* Stated problem
Repeat every record below exactly as written.

## start Record list

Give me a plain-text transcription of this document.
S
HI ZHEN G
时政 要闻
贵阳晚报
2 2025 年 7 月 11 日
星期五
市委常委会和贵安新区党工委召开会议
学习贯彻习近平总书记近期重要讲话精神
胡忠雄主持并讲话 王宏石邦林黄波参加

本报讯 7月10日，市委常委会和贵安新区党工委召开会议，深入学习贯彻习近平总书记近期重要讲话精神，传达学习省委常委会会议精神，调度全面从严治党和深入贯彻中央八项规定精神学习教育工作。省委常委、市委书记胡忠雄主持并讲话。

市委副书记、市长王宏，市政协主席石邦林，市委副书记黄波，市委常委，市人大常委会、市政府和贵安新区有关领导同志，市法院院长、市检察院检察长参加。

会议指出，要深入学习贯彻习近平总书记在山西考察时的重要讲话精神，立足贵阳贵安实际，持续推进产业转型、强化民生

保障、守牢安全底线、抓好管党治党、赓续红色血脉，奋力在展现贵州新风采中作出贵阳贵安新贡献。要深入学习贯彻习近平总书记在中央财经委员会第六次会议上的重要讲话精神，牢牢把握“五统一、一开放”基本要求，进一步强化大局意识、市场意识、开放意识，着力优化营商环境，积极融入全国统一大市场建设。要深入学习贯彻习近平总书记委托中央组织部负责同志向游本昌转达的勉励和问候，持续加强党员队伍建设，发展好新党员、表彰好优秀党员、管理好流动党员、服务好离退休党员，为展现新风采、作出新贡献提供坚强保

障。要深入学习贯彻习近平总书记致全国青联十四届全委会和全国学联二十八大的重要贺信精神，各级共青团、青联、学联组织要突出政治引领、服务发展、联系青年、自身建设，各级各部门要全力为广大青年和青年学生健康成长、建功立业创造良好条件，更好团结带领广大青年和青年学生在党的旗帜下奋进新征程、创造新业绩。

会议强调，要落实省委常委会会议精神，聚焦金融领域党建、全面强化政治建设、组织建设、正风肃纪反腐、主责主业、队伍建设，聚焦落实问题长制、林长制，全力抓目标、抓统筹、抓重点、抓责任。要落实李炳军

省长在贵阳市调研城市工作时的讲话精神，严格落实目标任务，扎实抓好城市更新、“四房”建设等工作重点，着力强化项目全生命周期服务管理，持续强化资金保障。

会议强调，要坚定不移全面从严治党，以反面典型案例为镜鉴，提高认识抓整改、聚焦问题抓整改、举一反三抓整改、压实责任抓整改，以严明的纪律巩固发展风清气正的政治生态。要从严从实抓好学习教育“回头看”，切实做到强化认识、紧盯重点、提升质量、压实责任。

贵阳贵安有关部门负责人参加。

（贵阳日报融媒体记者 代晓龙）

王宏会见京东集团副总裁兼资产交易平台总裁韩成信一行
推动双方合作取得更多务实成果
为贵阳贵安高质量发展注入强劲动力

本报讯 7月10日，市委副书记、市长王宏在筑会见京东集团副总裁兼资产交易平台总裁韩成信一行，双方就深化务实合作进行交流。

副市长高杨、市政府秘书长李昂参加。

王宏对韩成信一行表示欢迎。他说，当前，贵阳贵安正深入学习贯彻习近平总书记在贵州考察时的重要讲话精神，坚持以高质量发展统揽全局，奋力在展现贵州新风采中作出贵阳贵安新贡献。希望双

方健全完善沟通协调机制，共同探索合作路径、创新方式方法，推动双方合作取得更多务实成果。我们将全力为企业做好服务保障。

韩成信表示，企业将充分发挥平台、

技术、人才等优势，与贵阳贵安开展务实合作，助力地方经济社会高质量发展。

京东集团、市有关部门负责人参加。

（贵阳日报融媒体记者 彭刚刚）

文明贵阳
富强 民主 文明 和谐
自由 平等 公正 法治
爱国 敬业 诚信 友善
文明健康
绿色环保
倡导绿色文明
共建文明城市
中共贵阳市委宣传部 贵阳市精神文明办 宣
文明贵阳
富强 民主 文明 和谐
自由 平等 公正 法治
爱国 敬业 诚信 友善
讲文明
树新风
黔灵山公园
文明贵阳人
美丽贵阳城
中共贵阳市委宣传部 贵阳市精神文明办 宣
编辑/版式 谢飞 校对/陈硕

## end Record list

* Full answer
Give me a plain-text transcription of this document.
S
HI ZHEN G
时政 要闻
贵阳晚报
2 2025 年 7 月 11 日
星期五
市委常委会和贵安新区党工委召开会议
学习贯彻习近平总书记近期重要讲话精神
胡忠雄主持并讲话 王宏石邦林黄波参加

本报讯 7月10日，市委常委会和贵安新区党工委召开会议，深入学习贯彻习近平总书记近期重要讲话精神，传达学习省委常委会会议精神，调度全面从严治党和深入贯彻中央八项规定精神学习教育工作。省委常委、市委书记胡忠雄主持并讲话。

市委副书记、市长王宏，市政协主席石邦林，市委副书记黄波，市委常委，市人大常委会、市政府和贵安新区有关领导同志，市法院院长、市检察院检察长参加。

会议指出，要深入学习贯彻习近平总书记在山西考察时的重要讲话精神，立足贵阳贵安实际，持续推进产业转型、强化民生

保障、守牢安全底线、抓好管党治党、赓续红色血脉，奋力在展现贵州新风采中作出贵阳贵安新贡献。要深入学习贯彻习近平总书记在中央财经委员会第六次会议上的重要讲话精神，牢牢把握“五统一、一开放”基本要求，进一步强化大局意识、市场意识、开放意识，着力优化营商环境，积极融入全国统一大市场建设。要深入学习贯彻习近平总书记委托中央组织部负责同志向游本昌转达的勉励和问候，持续加强党员队伍建设，发展好新党员、表彰好优秀党员、管理好流动党员、服务好离退休党员，为展现新风采、作出新贡献提供坚强保

障。要深入学习贯彻习近平总书记致全国青联十四届全委会和全国学联二十八大的重要贺信精神，各级共青团、青联、学联组织要突出政治引领、服务发展、联系青年、自身建设，各级各部门要全力为广大青年和青年学生健康成长、建功立业创造良好条件，更好团结带领广大青年和青年学生在党的旗帜下奋进新征程、创造新业绩。

会议强调，要落实省委常委会会议精神，聚焦金融领域党建、全面强化政治建设、组织建设、正风肃纪反腐、主责主业、队伍建设，聚焦落实问题长制、林长制，全力抓目标、抓统筹、抓重点、抓责任。要落实李炳军

省长在贵阳市调研城市工作时的讲话精神，严格落实目标任务，扎实抓好城市更新、“四房”建设等工作重点，着力强化项目全生命周期服务管理，持续强化资金保障。

会议强调，要坚定不移全面从严治党，以反面典型案例为镜鉴，提高认识抓整改、聚焦问题抓整改、举一反三抓整改、压实责任抓整改，以严明的纪律巩固发展风清气正的政治生态。要从严从实抓好学习教育“回头看”，切实做到强化认识、紧盯重点、提升质量、压实责任。

贵阳贵安有关部门负责人参加。

（贵阳日报融媒体记者 代晓龙）

王宏会见京东集团副总裁兼资产交易平台总裁韩成信一行
推动双方合作取得更多务实成果
为贵阳贵安高质量发展注入强劲动力

本报讯 7月10日，市委副书记、市长王宏在筑会见京东集团副总裁兼资产交易平台总裁韩成信一行，双方就深化务实合作进行交流。

副市长高杨、市政府秘书长李昂参加。

王宏对韩成信一行表示欢迎。他说，当前，贵阳贵安正深入学习贯彻习近平总书记在贵州考察时的重要讲话精神，坚持以高质量发展统揽全局，奋力在展现贵州新风采中作出贵阳贵安新贡献。希望双

方健全完善沟通协调机制，共同探索合作路径、创新方式方法，推动双方合作取得更多务实成果。我们将全力为企业做好服务保障。

韩成信表示，企业将充分发挥平台、

技术、人才等优势，与贵阳贵安开展务实合作，助力地方经济社会高质量发展。

京东集团、市有关部门负责人参加。

（贵阳日报融媒体记者 彭刚刚）

文明贵阳
富强 民主 文明 和谐
自由 平等 公正 法治
爱国 敬业 诚信 友善
文明健康
绿色环保
倡导绿色文明
共建文明城市
中共贵阳市委宣传部 贵阳市精神文明办 宣
文明贵阳
富强 民主 文明 和谐
自由 平等 公正 法治
爱国 敬业 诚信 友善
讲文明
树新风
黔灵山公园
文明贵阳人
美丽贵阳城
中共贵阳市委宣传部 贵阳市精神文明办 宣
编辑/版式 谢飞 校对/陈硕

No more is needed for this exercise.